Look through the data below. Collect every line where the word "bodied" occurs.

— start of GIVEN DATA —

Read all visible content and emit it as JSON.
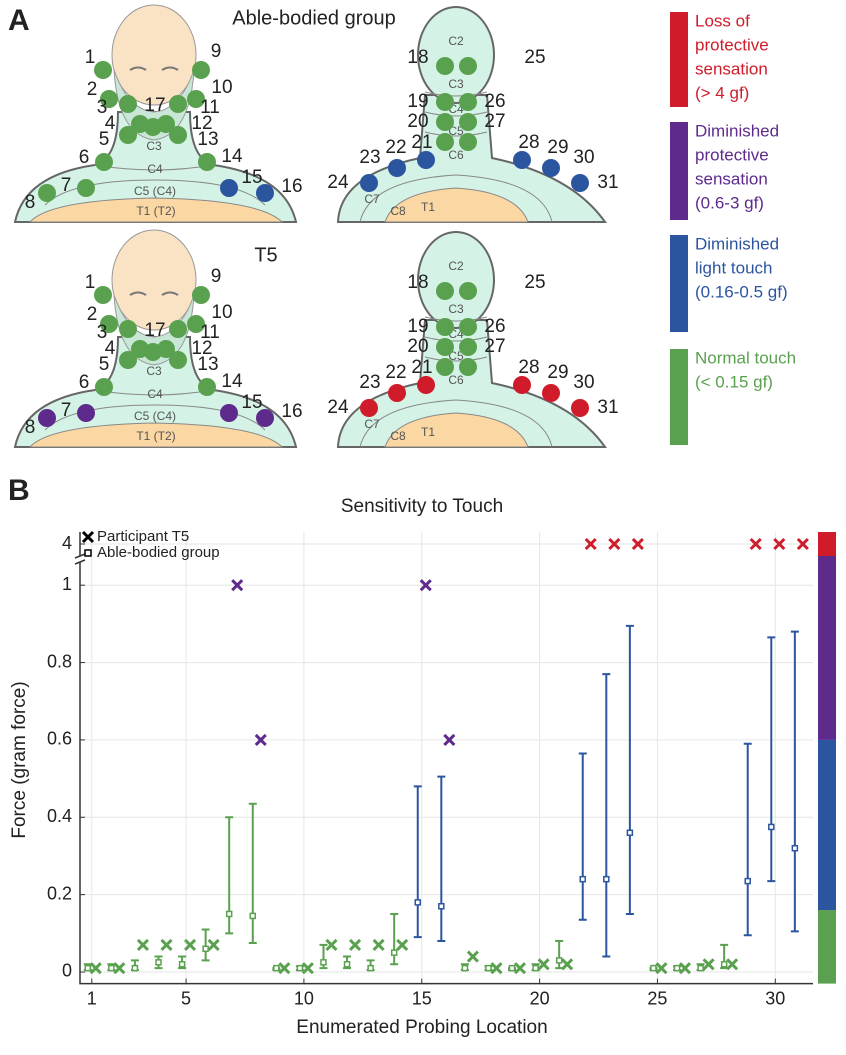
{
  "panel_a": {
    "label": "A",
    "groups": [
      {
        "title": "Able-bodied group"
      },
      {
        "title": "T5"
      }
    ],
    "front_regions": [
      "C3",
      "C4",
      "C5 (C4)",
      "T1 (T2)"
    ],
    "back_regions": [
      "C2",
      "C3",
      "C4",
      "C5",
      "C6",
      "C7",
      "C8",
      "T1"
    ],
    "legend": [
      {
        "lines": [
          "Loss of",
          "protective",
          "sensation",
          "(> 4 gf)"
        ],
        "color": "#d01c2a"
      },
      {
        "lines": [
          "Diminished",
          "protective",
          "sensation",
          "(0.6-3 gf)"
        ],
        "color": "#5e2a8c"
      },
      {
        "lines": [
          "Diminished",
          "light touch",
          "(0.16-0.5 gf)"
        ],
        "color": "#2c55a0"
      },
      {
        "lines": [
          "Normal touch",
          "(< 0.15 gf)"
        ],
        "color": "#5aa14f"
      }
    ]
  },
  "chart_data": {
    "type": "errorbar",
    "panel_label": "B",
    "title": "Sensitivity to Touch",
    "x_label": "Enumerated Probing Location",
    "y_label": "Force (gram force)",
    "x": [
      1,
      2,
      3,
      4,
      5,
      6,
      7,
      8,
      9,
      10,
      11,
      12,
      13,
      14,
      15,
      16,
      17,
      18,
      19,
      20,
      21,
      22,
      23,
      24,
      25,
      26,
      27,
      28,
      29,
      30,
      31
    ],
    "xlim": [
      0.5,
      31.6
    ],
    "xticks": [
      1,
      5,
      10,
      15,
      20,
      25,
      30
    ],
    "ylim": [
      -0.03,
      4.05
    ],
    "ybreak": [
      1.06,
      3.95
    ],
    "yticks": [
      0,
      0.2,
      0.4,
      0.6,
      0.8,
      1,
      4
    ],
    "grid": true,
    "series": [
      {
        "name": "Participant T5",
        "marker": "x",
        "values": [
          0.01,
          0.01,
          0.07,
          0.07,
          0.07,
          0.07,
          1,
          0.6,
          0.01,
          0.01,
          0.07,
          0.07,
          0.07,
          0.07,
          1,
          0.6,
          0.04,
          0.01,
          0.01,
          0.02,
          0.02,
          4,
          4,
          4,
          0.01,
          0.01,
          0.02,
          0.02,
          4,
          4,
          4
        ],
        "colors": [
          "#5aa14f",
          "#5aa14f",
          "#5aa14f",
          "#5aa14f",
          "#5aa14f",
          "#5aa14f",
          "#5e2a8c",
          "#5e2a8c",
          "#5aa14f",
          "#5aa14f",
          "#5aa14f",
          "#5aa14f",
          "#5aa14f",
          "#5aa14f",
          "#5e2a8c",
          "#5e2a8c",
          "#5aa14f",
          "#5aa14f",
          "#5aa14f",
          "#5aa14f",
          "#5aa14f",
          "#d01c2a",
          "#d01c2a",
          "#d01c2a",
          "#5aa14f",
          "#5aa14f",
          "#5aa14f",
          "#5aa14f",
          "#d01c2a",
          "#d01c2a",
          "#d01c2a"
        ]
      },
      {
        "name": "Able-bodied group",
        "marker": "square",
        "values": [
          0.01,
          0.01,
          0.01,
          0.025,
          0.02,
          0.06,
          0.15,
          0.145,
          0.01,
          0.01,
          0.025,
          0.02,
          0.01,
          0.05,
          0.18,
          0.17,
          0.01,
          0.01,
          0.01,
          0.01,
          0.03,
          0.24,
          0.24,
          0.36,
          0.01,
          0.01,
          0.01,
          0.02,
          0.235,
          0.375,
          0.32
        ],
        "lower": [
          0.005,
          0.005,
          0.005,
          0.01,
          0.01,
          0.03,
          0.1,
          0.075,
          0.005,
          0.005,
          0.01,
          0.01,
          0.005,
          0.02,
          0.09,
          0.08,
          0.005,
          0.005,
          0.005,
          0.005,
          0.01,
          0.135,
          0.04,
          0.15,
          0.005,
          0.005,
          0.005,
          0.01,
          0.095,
          0.235,
          0.105
        ],
        "upper": [
          0.02,
          0.02,
          0.03,
          0.04,
          0.04,
          0.11,
          0.4,
          0.435,
          0.01,
          0.015,
          0.07,
          0.04,
          0.03,
          0.15,
          0.48,
          0.505,
          0.02,
          0.015,
          0.01,
          0.02,
          0.08,
          0.565,
          0.77,
          0.895,
          0.01,
          0.015,
          0.02,
          0.07,
          0.59,
          0.865,
          0.88
        ],
        "colors": [
          "#5aa14f",
          "#5aa14f",
          "#5aa14f",
          "#5aa14f",
          "#5aa14f",
          "#5aa14f",
          "#5aa14f",
          "#5aa14f",
          "#5aa14f",
          "#5aa14f",
          "#5aa14f",
          "#5aa14f",
          "#5aa14f",
          "#5aa14f",
          "#2c55a0",
          "#2c55a0",
          "#5aa14f",
          "#5aa14f",
          "#5aa14f",
          "#5aa14f",
          "#5aa14f",
          "#2c55a0",
          "#2c55a0",
          "#2c55a0",
          "#5aa14f",
          "#5aa14f",
          "#5aa14f",
          "#5aa14f",
          "#2c55a0",
          "#2c55a0",
          "#2c55a0"
        ]
      }
    ],
    "bands": [
      {
        "color": "#5aa14f",
        "from": -0.03,
        "to": 0.16
      },
      {
        "color": "#2c55a0",
        "from": 0.16,
        "to": 0.6
      },
      {
        "color": "#5e2a8c",
        "from": 0.6,
        "to": 3.95
      },
      {
        "color": "#d01c2a",
        "from": 3.95,
        "to": 4.05
      }
    ]
  }
}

— end of GIVEN DATA —

COMPLETED TASK>
        "title": "Able-bodied group"
        "name": "Able-bodied group",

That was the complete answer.